* **Stated exercise**:
Exactly reproduce the lines of the listing below from the one containing "Serialize everything readable" through the one containing "What data populates". Skip the images.

* **Dataset content**:
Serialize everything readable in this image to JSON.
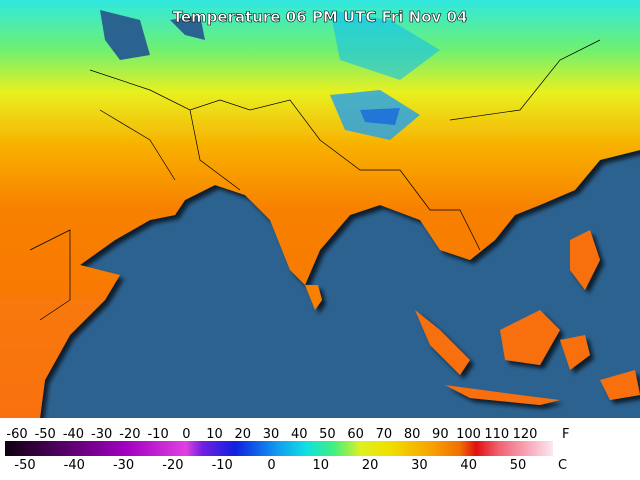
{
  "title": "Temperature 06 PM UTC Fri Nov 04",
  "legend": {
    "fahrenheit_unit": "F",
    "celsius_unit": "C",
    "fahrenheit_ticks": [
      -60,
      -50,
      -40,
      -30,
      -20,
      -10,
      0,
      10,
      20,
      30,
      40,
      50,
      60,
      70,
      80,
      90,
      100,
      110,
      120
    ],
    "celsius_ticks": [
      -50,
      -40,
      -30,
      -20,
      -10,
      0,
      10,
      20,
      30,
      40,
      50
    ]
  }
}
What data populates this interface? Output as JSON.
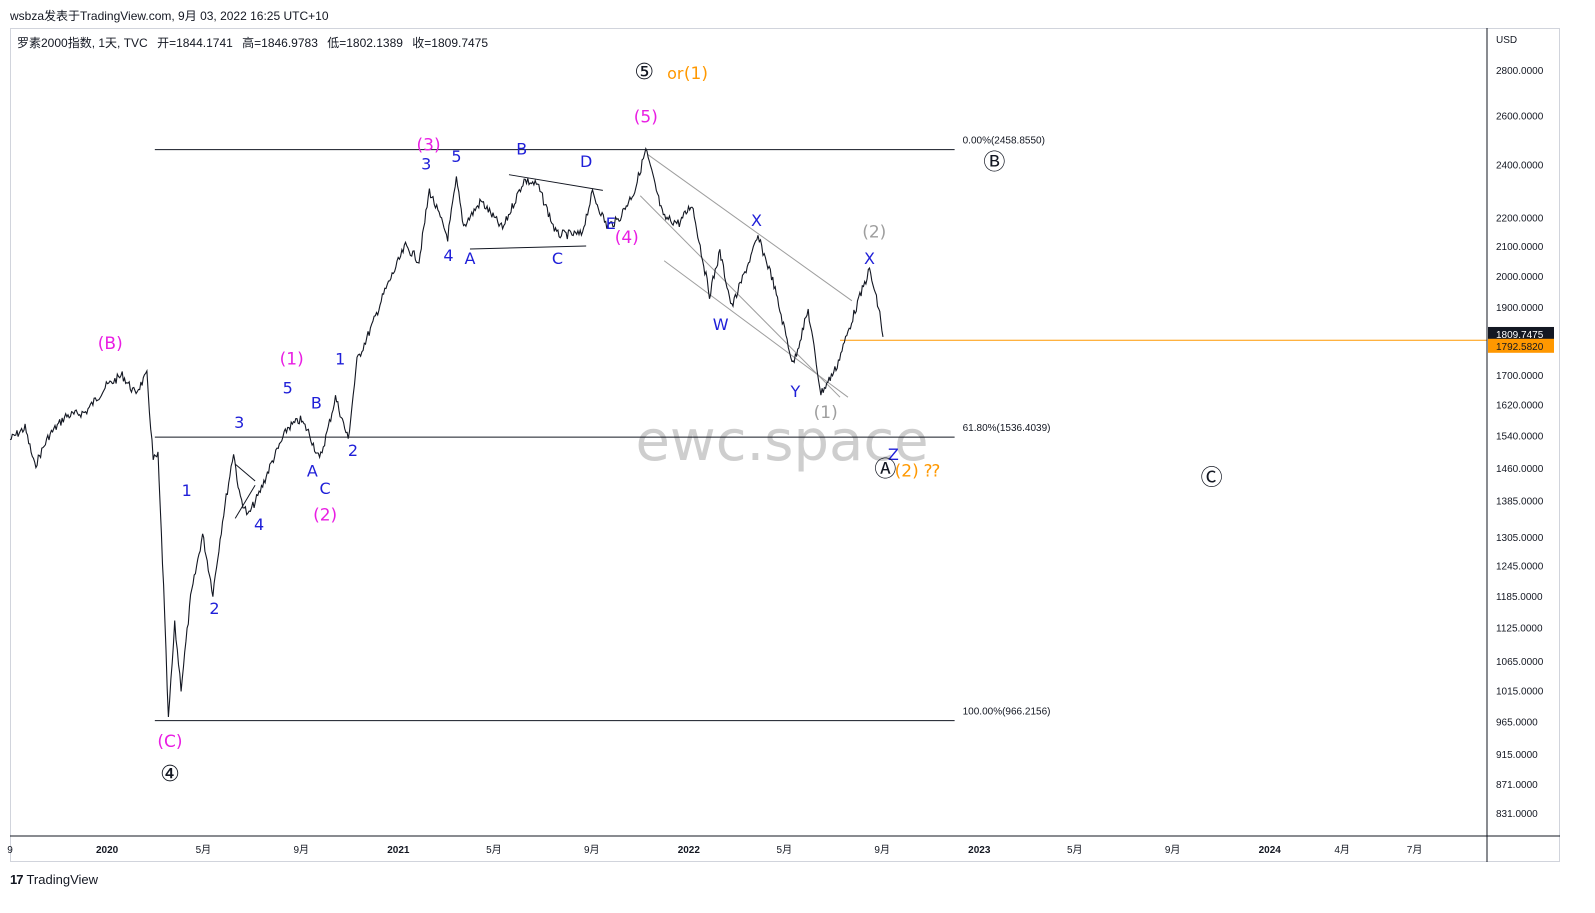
* * *
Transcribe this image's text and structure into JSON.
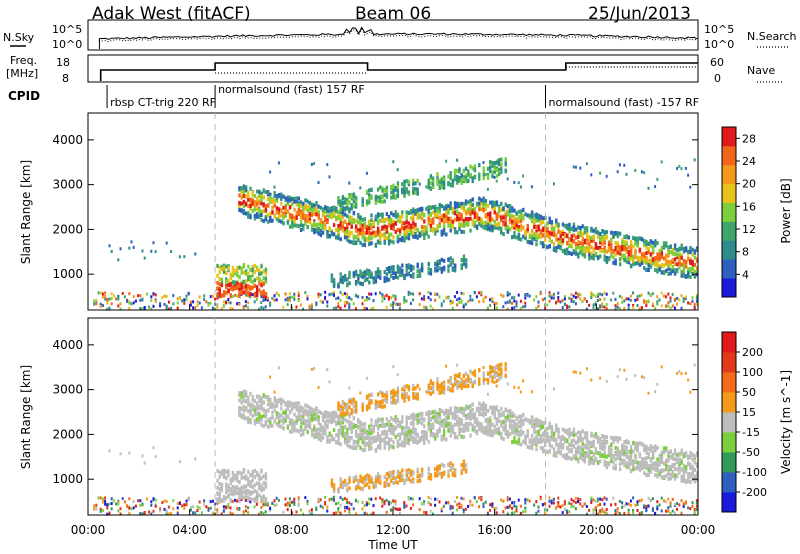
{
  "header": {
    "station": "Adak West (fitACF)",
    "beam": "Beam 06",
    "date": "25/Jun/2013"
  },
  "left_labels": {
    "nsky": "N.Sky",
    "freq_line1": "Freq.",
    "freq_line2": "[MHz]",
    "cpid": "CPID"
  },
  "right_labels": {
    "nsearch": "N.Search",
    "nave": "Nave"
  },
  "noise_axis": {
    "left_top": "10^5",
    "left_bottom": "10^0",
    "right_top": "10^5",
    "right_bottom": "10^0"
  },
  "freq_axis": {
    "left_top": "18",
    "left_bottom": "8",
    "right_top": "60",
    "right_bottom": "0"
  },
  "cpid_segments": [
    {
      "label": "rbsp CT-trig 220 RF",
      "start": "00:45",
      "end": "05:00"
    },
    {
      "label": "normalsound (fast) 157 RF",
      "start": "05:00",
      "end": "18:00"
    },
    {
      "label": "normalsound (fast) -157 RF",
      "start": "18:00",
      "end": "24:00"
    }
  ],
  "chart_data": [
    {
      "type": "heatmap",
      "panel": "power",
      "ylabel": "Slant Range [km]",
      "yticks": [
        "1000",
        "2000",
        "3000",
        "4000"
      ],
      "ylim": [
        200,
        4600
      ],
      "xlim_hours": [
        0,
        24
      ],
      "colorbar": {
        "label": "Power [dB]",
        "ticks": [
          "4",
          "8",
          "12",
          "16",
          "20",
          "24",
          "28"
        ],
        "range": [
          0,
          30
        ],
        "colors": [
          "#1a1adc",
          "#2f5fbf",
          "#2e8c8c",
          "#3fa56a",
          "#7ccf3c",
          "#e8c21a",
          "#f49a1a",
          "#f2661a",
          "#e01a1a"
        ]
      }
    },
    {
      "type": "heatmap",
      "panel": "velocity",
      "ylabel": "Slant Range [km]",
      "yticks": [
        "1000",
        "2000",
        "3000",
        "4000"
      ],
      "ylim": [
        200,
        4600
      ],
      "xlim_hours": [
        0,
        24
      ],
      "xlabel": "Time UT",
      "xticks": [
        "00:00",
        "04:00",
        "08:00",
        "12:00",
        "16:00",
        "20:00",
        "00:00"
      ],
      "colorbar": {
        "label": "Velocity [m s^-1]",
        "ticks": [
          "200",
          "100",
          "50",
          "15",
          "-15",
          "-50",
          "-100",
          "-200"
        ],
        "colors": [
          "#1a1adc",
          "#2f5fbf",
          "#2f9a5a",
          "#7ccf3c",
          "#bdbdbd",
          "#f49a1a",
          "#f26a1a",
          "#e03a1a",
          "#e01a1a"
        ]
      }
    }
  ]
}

* **Complete output**:
Serialize everything readable in this image to JSON.
{
  "title": "Temperature 06 PM UTC Fri Nov 04",
  "legend": {
    "fahrenheit_unit": "F",
    "celsius_unit": "C",
    "fahrenheit_ticks": [
      -60,
      -50,
      -40,
      -30,
      -20,
      -10,
      0,
      10,
      20,
      30,
      40,
      50,
      60,
      70,
      80,
      90,
      100,
      110,
      120
    ],
    "celsius_ticks": [
      -50,
      -40,
      -30,
      -20,
      -10,
      0,
      10,
      20,
      30,
      40,
      50
    ]
  }
}
What data populates this interface? Output as JSON.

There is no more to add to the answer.